== Data for this task ==
# # # # #

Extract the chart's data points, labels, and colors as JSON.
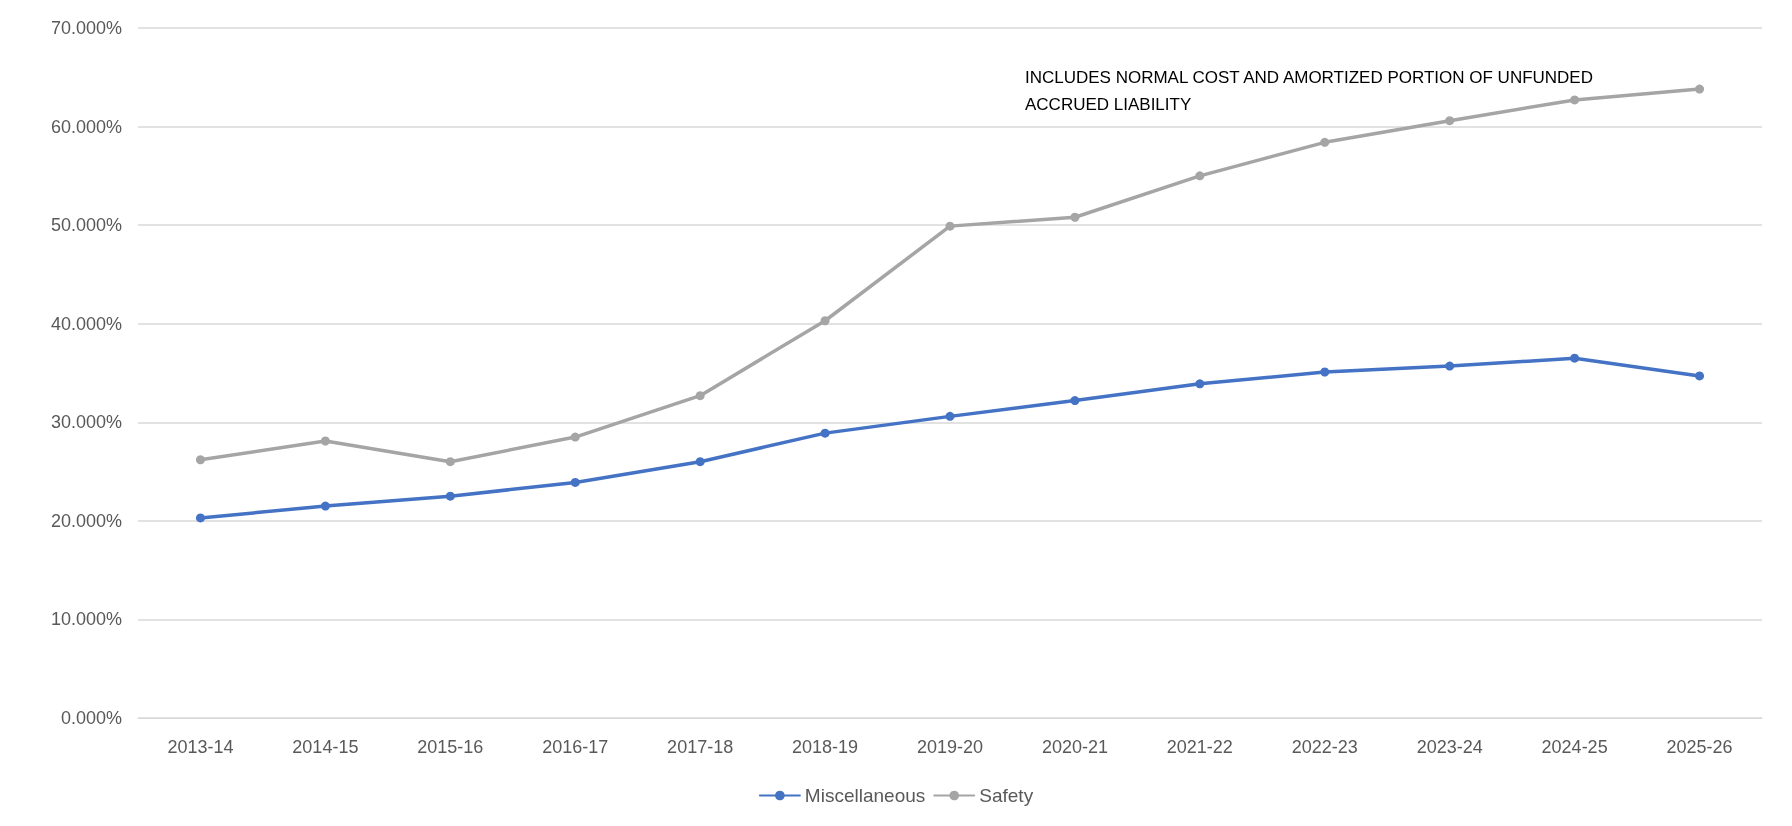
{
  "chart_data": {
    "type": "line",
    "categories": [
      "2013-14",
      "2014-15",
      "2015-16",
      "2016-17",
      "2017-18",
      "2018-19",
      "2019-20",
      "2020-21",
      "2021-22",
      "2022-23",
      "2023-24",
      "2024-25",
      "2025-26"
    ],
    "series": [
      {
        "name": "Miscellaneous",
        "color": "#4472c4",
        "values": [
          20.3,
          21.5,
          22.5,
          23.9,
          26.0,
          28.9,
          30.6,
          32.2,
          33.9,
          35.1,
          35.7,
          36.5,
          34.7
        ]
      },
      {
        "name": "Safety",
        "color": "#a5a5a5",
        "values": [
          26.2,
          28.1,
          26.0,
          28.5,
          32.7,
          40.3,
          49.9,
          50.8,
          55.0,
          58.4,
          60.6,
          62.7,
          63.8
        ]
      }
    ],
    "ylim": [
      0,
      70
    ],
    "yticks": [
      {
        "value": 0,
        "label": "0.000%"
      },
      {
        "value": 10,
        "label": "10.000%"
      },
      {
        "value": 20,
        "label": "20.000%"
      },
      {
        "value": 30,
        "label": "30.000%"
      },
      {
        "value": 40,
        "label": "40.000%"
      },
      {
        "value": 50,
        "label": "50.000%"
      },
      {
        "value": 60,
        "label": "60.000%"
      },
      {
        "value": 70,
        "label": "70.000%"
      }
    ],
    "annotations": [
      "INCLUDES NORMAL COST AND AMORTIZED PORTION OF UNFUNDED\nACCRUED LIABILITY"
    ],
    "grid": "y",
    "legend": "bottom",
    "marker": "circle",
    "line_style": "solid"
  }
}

# # # # #

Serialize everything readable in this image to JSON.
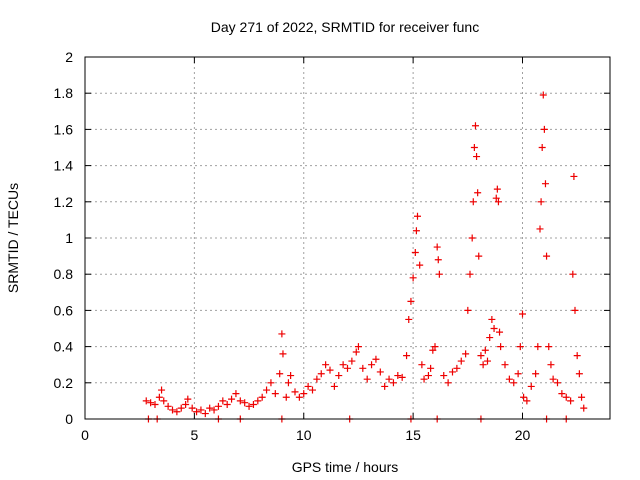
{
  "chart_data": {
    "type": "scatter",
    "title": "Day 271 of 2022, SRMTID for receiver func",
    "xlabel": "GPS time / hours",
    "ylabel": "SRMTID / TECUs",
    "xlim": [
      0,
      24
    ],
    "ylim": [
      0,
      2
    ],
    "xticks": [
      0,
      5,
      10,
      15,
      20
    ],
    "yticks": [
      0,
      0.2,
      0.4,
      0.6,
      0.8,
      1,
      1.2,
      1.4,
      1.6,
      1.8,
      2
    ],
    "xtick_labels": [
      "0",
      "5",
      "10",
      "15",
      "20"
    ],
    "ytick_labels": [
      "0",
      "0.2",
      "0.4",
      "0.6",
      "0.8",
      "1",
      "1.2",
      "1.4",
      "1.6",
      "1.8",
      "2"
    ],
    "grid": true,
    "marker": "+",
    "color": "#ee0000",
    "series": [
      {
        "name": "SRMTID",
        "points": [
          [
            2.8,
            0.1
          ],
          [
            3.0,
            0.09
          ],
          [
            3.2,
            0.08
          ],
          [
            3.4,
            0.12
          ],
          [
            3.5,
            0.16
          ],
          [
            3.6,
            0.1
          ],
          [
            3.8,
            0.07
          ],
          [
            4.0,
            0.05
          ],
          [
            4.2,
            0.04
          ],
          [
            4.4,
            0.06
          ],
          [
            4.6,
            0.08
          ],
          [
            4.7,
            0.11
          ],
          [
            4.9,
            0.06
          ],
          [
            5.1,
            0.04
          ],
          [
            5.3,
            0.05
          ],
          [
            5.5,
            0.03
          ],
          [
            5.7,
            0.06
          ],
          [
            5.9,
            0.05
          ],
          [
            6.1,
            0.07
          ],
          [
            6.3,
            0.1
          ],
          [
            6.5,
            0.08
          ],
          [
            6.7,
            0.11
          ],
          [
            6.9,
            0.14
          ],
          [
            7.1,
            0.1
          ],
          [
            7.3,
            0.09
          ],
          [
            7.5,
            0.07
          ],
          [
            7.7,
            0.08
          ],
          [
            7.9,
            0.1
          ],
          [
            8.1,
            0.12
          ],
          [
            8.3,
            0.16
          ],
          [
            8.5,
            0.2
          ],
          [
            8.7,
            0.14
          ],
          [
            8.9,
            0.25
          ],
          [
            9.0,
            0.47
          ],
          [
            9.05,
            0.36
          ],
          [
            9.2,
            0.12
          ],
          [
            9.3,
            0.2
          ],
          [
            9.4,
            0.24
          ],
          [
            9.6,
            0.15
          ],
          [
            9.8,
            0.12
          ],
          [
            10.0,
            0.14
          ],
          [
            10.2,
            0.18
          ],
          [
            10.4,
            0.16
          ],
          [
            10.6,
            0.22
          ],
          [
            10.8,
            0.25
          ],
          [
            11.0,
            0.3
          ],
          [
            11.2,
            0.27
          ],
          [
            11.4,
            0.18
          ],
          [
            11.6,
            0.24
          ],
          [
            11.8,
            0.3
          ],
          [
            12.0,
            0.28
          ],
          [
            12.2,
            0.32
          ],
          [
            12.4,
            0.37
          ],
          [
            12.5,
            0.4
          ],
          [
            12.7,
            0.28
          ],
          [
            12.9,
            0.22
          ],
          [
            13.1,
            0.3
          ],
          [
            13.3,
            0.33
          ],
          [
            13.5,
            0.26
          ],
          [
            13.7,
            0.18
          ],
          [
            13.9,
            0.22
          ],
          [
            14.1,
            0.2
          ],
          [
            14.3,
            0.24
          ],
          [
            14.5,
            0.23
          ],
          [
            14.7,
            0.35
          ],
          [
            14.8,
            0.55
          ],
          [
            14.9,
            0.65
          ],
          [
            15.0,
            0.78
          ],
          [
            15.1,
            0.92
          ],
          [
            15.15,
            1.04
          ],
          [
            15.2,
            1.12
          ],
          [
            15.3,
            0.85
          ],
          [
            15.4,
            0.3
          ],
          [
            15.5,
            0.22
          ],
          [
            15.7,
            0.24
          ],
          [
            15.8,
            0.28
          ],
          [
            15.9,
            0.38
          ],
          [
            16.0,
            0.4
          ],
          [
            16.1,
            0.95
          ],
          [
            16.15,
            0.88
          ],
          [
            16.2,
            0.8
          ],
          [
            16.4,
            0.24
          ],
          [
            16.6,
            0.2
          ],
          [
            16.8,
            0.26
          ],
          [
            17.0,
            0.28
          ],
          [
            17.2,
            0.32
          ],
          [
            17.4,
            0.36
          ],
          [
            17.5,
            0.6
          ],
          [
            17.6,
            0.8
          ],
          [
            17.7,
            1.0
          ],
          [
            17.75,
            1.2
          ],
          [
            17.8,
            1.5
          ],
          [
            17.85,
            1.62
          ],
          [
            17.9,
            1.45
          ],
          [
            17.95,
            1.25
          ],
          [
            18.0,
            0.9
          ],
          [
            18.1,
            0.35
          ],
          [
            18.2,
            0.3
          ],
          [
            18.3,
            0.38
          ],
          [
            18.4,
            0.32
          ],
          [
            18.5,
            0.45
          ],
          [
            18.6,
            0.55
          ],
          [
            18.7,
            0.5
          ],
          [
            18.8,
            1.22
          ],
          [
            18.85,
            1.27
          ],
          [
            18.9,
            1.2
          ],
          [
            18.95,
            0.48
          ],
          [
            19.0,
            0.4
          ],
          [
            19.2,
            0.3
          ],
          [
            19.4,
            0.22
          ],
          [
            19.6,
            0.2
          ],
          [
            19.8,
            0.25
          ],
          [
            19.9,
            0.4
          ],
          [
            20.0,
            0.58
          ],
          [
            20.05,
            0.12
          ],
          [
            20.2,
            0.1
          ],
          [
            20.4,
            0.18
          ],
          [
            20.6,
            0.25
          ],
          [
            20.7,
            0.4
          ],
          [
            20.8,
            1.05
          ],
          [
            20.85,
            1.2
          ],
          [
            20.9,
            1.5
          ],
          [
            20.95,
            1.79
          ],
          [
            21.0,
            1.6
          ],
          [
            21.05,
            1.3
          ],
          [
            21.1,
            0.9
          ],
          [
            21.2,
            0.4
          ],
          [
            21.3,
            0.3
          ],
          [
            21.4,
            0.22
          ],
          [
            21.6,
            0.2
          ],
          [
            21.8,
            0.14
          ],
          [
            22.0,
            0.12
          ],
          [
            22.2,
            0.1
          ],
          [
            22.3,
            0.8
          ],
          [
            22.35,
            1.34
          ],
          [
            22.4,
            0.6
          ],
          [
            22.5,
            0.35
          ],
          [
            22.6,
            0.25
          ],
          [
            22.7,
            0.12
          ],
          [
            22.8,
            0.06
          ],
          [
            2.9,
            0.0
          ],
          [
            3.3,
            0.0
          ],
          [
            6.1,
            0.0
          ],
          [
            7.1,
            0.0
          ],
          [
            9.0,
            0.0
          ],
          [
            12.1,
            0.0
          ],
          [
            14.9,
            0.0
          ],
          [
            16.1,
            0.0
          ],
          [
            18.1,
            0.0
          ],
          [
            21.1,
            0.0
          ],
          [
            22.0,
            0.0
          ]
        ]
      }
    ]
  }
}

# # # # #

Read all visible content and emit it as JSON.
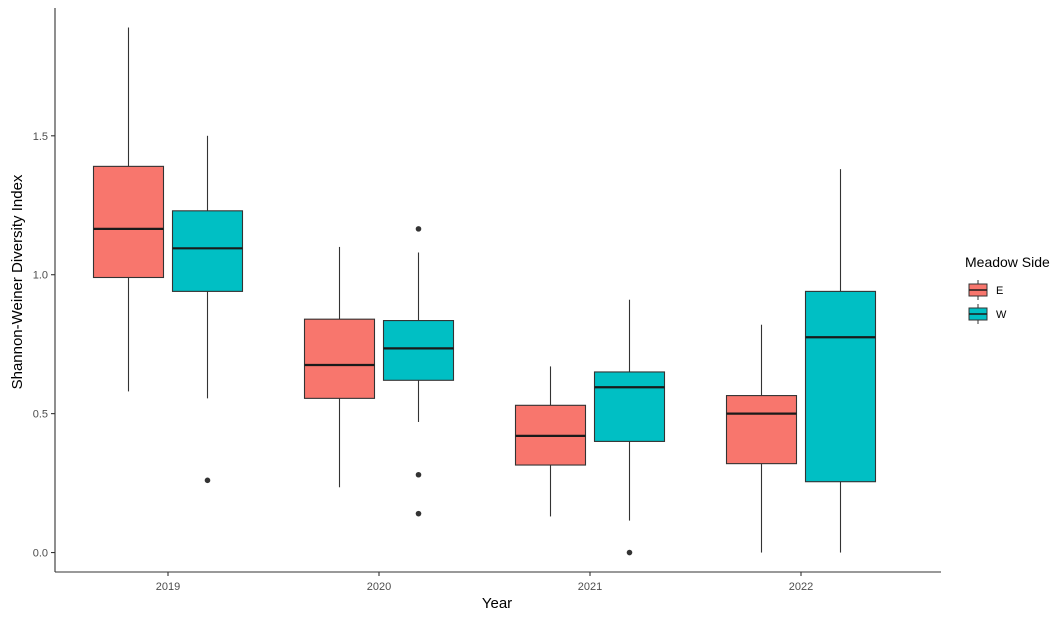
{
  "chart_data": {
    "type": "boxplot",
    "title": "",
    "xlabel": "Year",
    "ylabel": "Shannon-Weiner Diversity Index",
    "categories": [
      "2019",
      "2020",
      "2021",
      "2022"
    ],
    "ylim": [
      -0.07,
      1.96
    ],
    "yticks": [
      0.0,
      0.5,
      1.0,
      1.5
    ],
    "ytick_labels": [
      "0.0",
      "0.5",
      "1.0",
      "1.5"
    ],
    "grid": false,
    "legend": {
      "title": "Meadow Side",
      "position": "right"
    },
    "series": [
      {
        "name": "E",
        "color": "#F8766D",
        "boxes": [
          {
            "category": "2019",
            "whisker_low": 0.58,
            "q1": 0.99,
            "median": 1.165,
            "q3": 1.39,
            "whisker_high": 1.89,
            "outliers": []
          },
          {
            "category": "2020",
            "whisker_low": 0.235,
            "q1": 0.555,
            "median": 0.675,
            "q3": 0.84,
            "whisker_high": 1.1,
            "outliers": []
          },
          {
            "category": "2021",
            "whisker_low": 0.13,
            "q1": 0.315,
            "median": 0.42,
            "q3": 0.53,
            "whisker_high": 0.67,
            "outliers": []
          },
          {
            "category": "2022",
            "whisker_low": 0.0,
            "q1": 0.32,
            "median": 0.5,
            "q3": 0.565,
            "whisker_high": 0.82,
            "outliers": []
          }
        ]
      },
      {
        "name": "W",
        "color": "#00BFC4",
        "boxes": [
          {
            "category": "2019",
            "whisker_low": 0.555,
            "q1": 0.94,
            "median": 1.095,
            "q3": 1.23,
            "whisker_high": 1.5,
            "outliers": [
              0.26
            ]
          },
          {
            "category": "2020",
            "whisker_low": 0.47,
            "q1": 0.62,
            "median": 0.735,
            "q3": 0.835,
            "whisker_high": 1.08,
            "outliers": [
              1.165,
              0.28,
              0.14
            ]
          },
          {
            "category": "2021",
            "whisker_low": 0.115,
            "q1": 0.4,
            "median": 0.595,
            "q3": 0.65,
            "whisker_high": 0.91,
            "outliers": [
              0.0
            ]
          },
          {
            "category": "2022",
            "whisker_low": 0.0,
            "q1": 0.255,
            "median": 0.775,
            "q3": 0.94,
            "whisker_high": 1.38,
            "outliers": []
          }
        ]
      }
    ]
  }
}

# # # # #

== The task ==
Look through the data and show every line containing "title".

== Written response ==
    "title": "Day 271 of 2022, SRMTID for receiver func",
    "title": "",
      "title": "Meadow Side",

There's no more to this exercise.